# [Set problem]
Could you write out the entries below again with every "trash-icon" switched to "bin-icon" and nothing else changed?

# [Supplied information]
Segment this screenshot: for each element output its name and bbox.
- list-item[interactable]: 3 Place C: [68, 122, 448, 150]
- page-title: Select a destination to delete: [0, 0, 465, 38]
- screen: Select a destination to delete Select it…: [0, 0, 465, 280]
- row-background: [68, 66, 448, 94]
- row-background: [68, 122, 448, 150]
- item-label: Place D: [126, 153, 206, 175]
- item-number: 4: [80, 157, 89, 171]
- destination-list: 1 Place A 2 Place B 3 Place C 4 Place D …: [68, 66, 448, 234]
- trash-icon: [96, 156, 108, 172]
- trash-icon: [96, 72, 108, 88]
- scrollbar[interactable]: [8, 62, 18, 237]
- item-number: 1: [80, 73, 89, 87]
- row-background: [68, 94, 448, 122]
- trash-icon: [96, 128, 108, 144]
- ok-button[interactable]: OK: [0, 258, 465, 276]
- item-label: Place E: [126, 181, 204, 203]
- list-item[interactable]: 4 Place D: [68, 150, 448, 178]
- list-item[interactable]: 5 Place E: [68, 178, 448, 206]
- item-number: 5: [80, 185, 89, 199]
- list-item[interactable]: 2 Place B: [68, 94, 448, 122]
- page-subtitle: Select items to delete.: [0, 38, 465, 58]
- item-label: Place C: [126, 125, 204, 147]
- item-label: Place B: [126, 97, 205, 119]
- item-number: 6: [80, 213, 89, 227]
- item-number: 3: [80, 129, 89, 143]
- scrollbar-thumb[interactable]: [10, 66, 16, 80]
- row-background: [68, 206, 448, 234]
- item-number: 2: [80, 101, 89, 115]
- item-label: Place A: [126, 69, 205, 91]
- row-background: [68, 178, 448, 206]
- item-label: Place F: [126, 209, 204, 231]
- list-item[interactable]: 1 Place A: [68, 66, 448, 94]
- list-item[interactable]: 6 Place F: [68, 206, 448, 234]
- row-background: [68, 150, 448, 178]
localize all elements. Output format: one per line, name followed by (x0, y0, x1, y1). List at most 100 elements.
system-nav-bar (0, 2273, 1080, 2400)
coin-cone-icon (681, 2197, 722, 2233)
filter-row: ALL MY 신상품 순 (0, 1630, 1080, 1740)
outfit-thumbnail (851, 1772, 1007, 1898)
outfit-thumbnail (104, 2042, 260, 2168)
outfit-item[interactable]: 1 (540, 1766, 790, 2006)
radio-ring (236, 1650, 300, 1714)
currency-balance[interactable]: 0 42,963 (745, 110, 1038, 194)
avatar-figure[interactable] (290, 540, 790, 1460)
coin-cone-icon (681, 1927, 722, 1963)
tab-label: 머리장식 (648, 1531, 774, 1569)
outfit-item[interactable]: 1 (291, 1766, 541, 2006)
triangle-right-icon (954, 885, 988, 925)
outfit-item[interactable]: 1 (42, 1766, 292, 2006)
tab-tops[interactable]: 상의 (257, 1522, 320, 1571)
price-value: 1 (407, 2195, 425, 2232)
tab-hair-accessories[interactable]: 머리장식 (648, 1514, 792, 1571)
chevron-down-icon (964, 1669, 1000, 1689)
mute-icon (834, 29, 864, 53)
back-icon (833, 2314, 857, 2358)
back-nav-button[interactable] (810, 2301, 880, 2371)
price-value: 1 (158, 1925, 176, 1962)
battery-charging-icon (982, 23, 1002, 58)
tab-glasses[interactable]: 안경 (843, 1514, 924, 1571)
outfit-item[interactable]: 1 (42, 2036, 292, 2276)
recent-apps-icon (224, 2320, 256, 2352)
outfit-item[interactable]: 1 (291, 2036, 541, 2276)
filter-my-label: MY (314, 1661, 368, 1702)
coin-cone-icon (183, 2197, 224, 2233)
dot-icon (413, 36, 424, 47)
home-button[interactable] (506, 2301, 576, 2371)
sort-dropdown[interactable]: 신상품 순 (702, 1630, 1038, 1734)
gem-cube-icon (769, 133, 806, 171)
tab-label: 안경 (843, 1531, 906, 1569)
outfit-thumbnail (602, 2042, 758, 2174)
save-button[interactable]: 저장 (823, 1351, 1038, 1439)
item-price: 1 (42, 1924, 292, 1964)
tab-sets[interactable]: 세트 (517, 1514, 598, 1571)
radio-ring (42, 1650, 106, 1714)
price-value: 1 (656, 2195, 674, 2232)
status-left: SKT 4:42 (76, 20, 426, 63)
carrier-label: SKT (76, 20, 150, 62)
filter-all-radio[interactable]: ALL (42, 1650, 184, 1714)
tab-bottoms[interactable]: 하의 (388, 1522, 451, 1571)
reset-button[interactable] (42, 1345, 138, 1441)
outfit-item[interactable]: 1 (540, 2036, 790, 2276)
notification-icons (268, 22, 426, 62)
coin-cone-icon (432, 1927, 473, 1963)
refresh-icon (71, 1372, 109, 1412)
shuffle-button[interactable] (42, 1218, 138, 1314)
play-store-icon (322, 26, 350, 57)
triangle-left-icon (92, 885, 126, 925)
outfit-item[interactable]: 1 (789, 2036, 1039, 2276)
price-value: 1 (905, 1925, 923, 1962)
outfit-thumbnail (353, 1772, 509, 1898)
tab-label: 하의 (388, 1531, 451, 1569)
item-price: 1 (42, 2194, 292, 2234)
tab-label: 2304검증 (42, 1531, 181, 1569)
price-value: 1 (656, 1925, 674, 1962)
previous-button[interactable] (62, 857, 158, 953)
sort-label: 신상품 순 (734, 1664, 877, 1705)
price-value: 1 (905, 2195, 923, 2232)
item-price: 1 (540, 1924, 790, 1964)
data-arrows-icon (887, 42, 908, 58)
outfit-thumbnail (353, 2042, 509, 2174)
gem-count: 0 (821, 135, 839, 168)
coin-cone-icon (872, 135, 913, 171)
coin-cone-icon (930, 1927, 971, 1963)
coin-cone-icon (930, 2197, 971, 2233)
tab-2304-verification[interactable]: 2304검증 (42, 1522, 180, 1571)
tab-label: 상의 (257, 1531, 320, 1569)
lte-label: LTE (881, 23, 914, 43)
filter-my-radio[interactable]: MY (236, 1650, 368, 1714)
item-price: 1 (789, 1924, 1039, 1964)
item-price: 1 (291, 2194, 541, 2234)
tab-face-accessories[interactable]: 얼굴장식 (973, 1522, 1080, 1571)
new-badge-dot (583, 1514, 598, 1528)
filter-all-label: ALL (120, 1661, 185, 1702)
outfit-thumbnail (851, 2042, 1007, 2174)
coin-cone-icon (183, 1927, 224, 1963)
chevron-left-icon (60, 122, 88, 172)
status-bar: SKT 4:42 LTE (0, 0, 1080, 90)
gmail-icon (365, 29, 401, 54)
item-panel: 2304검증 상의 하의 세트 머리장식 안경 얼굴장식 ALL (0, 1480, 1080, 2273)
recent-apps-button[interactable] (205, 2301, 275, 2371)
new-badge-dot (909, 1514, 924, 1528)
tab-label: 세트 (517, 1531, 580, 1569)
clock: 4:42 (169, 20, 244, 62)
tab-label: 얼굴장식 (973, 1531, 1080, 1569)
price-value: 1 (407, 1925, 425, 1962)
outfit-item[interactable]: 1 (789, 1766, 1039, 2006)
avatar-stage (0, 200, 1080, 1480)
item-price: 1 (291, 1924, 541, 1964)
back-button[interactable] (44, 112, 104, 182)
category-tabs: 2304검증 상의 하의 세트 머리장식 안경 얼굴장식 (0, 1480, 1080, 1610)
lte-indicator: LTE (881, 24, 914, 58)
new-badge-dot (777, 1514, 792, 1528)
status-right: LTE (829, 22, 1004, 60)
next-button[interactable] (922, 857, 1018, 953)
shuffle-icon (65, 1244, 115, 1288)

# [Completed task]
Segment this screenshot: for each element output its name and bbox.
- list-item[interactable]: 3 Place C: [68, 122, 448, 150]
- page-title: Select a destination to delete: [0, 0, 465, 38]
- screen: Select a destination to delete Select it…: [0, 0, 465, 280]
- row-background: [68, 66, 448, 94]
- row-background: [68, 122, 448, 150]
- item-label: Place D: [126, 153, 206, 175]
- item-number: 4: [80, 157, 89, 171]
- destination-list: 1 Place A 2 Place B 3 Place C 4 Place D …: [68, 66, 448, 234]
- bin-icon: [96, 156, 108, 172]
- bin-icon: [96, 72, 108, 88]
- scrollbar[interactable]: [8, 62, 18, 237]
- item-number: 1: [80, 73, 89, 87]
- row-background: [68, 94, 448, 122]
- bin-icon: [96, 128, 108, 144]
- ok-button[interactable]: OK: [0, 258, 465, 276]
- item-label: Place E: [126, 181, 204, 203]
- list-item[interactable]: 4 Place D: [68, 150, 448, 178]
- list-item[interactable]: 5 Place E: [68, 178, 448, 206]
- item-number: 5: [80, 185, 89, 199]
- list-item[interactable]: 2 Place B: [68, 94, 448, 122]
- page-subtitle: Select items to delete.: [0, 38, 465, 58]
- item-label: Place C: [126, 125, 204, 147]
- item-label: Place B: [126, 97, 205, 119]
- item-number: 6: [80, 213, 89, 227]
- item-number: 3: [80, 129, 89, 143]
- scrollbar-thumb[interactable]: [10, 66, 16, 80]
- row-background: [68, 206, 448, 234]
- item-number: 2: [80, 101, 89, 115]
- item-label: Place A: [126, 69, 205, 91]
- row-background: [68, 178, 448, 206]
- item-label: Place F: [126, 209, 204, 231]
- list-item[interactable]: 1 Place A: [68, 66, 448, 94]
- list-item[interactable]: 6 Place F: [68, 206, 448, 234]
- row-background: [68, 150, 448, 178]
localize all elements. Output format: one per line, name followed by (x0, y0, x1, y1). List at most 100 elements.
system-nav-bar (0, 2273, 1080, 2400)
coin-cone-icon (681, 2197, 722, 2233)
filter-row: ALL MY 신상품 순 (0, 1630, 1080, 1740)
outfit-thumbnail (851, 1772, 1007, 1898)
outfit-thumbnail (104, 2042, 260, 2168)
outfit-item[interactable]: 1 (540, 1766, 790, 2006)
radio-ring (236, 1650, 300, 1714)
currency-balance[interactable]: 0 42,963 (745, 110, 1038, 194)
avatar-figure[interactable] (290, 540, 790, 1460)
coin-cone-icon (681, 1927, 722, 1963)
tab-label: 머리장식 (648, 1531, 774, 1569)
outfit-item[interactable]: 1 (291, 1766, 541, 2006)
triangle-right-icon (954, 885, 988, 925)
outfit-item[interactable]: 1 (42, 1766, 292, 2006)
tab-tops[interactable]: 상의 (257, 1522, 320, 1571)
price-value: 1 (407, 2195, 425, 2232)
tab-hair-accessories[interactable]: 머리장식 (648, 1514, 792, 1571)
chevron-down-icon (964, 1669, 1000, 1689)
mute-icon (834, 29, 864, 53)
back-icon (833, 2314, 857, 2358)
back-nav-button[interactable] (810, 2301, 880, 2371)
price-value: 1 (158, 1925, 176, 1962)
battery-charging-icon (982, 23, 1002, 58)
tab-glasses[interactable]: 안경 (843, 1514, 924, 1571)
outfit-item[interactable]: 1 (42, 2036, 292, 2276)
recent-apps-icon (224, 2320, 256, 2352)
outfit-item[interactable]: 1 (291, 2036, 541, 2276)
filter-my-label: MY (314, 1661, 368, 1702)
coin-cone-icon (183, 2197, 224, 2233)
dot-icon (413, 36, 424, 47)
home-button[interactable] (506, 2301, 576, 2371)
sort-dropdown[interactable]: 신상품 순 (702, 1630, 1038, 1734)
gem-cube-icon (769, 133, 806, 171)
tab-label: 안경 (843, 1531, 906, 1569)
outfit-thumbnail (602, 2042, 758, 2174)
save-button[interactable]: 저장 (823, 1351, 1038, 1439)
item-price: 1 (42, 1924, 292, 1964)
tab-sets[interactable]: 세트 (517, 1514, 598, 1571)
radio-ring (42, 1650, 106, 1714)
price-value: 1 (656, 2195, 674, 2232)
status-left: SKT 4:42 (76, 20, 426, 63)
carrier-label: SKT (76, 20, 150, 62)
filter-all-radio[interactable]: ALL (42, 1650, 184, 1714)
tab-bottoms[interactable]: 하의 (388, 1522, 451, 1571)
reset-button[interactable] (42, 1345, 138, 1441)
outfit-item[interactable]: 1 (540, 2036, 790, 2276)
notification-icons (268, 22, 426, 62)
coin-cone-icon (432, 1927, 473, 1963)
refresh-icon (71, 1372, 109, 1412)
shuffle-button[interactable] (42, 1218, 138, 1314)
play-store-icon (322, 26, 350, 57)
triangle-left-icon (92, 885, 126, 925)
outfit-item[interactable]: 1 (789, 2036, 1039, 2276)
price-value: 1 (905, 1925, 923, 1962)
outfit-thumbnail (353, 1772, 509, 1898)
tab-label: 하의 (388, 1531, 451, 1569)
item-price: 1 (42, 2194, 292, 2234)
tab-label: 2304검증 (42, 1531, 181, 1569)
price-value: 1 (656, 1925, 674, 1962)
previous-button[interactable] (62, 857, 158, 953)
sort-label: 신상품 순 (734, 1664, 877, 1705)
price-value: 1 (905, 2195, 923, 2232)
item-price: 1 (540, 1924, 790, 1964)
data-arrows-icon (887, 42, 908, 58)
outfit-thumbnail (353, 2042, 509, 2174)
gem-count: 0 (821, 135, 839, 168)
coin-cone-icon (872, 135, 913, 171)
coin-cone-icon (930, 1927, 971, 1963)
coin-cone-icon (930, 2197, 971, 2233)
tab-2304-verification[interactable]: 2304검증 (42, 1522, 180, 1571)
tab-label: 상의 (257, 1531, 320, 1569)
lte-label: LTE (881, 23, 914, 43)
filter-my-radio[interactable]: MY (236, 1650, 368, 1714)
item-price: 1 (789, 1924, 1039, 1964)
item-price: 1 (291, 2194, 541, 2234)
tab-face-accessories[interactable]: 얼굴장식 (973, 1522, 1080, 1571)
new-badge-dot (583, 1514, 598, 1528)
filter-all-label: ALL (120, 1661, 185, 1702)
outfit-thumbnail (851, 2042, 1007, 2174)
coin-cone-icon (183, 1927, 224, 1963)
chevron-left-icon (60, 122, 88, 172)
status-bar: SKT 4:42 LTE (0, 0, 1080, 90)
gmail-icon (365, 29, 401, 54)
item-panel: 2304검증 상의 하의 세트 머리장식 안경 얼굴장식 ALL (0, 1480, 1080, 2273)
recent-apps-button[interactable] (205, 2301, 275, 2371)
new-badge-dot (909, 1514, 924, 1528)
tab-label: 세트 (517, 1531, 580, 1569)
clock: 4:42 (169, 20, 244, 62)
tab-label: 얼굴장식 (973, 1531, 1080, 1569)
price-value: 1 (407, 1925, 425, 1962)
outfit-item[interactable]: 1 (789, 1766, 1039, 2006)
avatar-stage (0, 200, 1080, 1480)
item-price: 1 (291, 1924, 541, 1964)
back-button[interactable] (44, 112, 104, 182)
category-tabs: 2304검증 상의 하의 세트 머리장식 안경 얼굴장식 (0, 1480, 1080, 1610)
lte-indicator: LTE (881, 24, 914, 58)
new-badge-dot (777, 1514, 792, 1528)
status-right: LTE (829, 22, 1004, 60)
next-button[interactable] (922, 857, 1018, 953)
shuffle-icon (65, 1244, 115, 1288)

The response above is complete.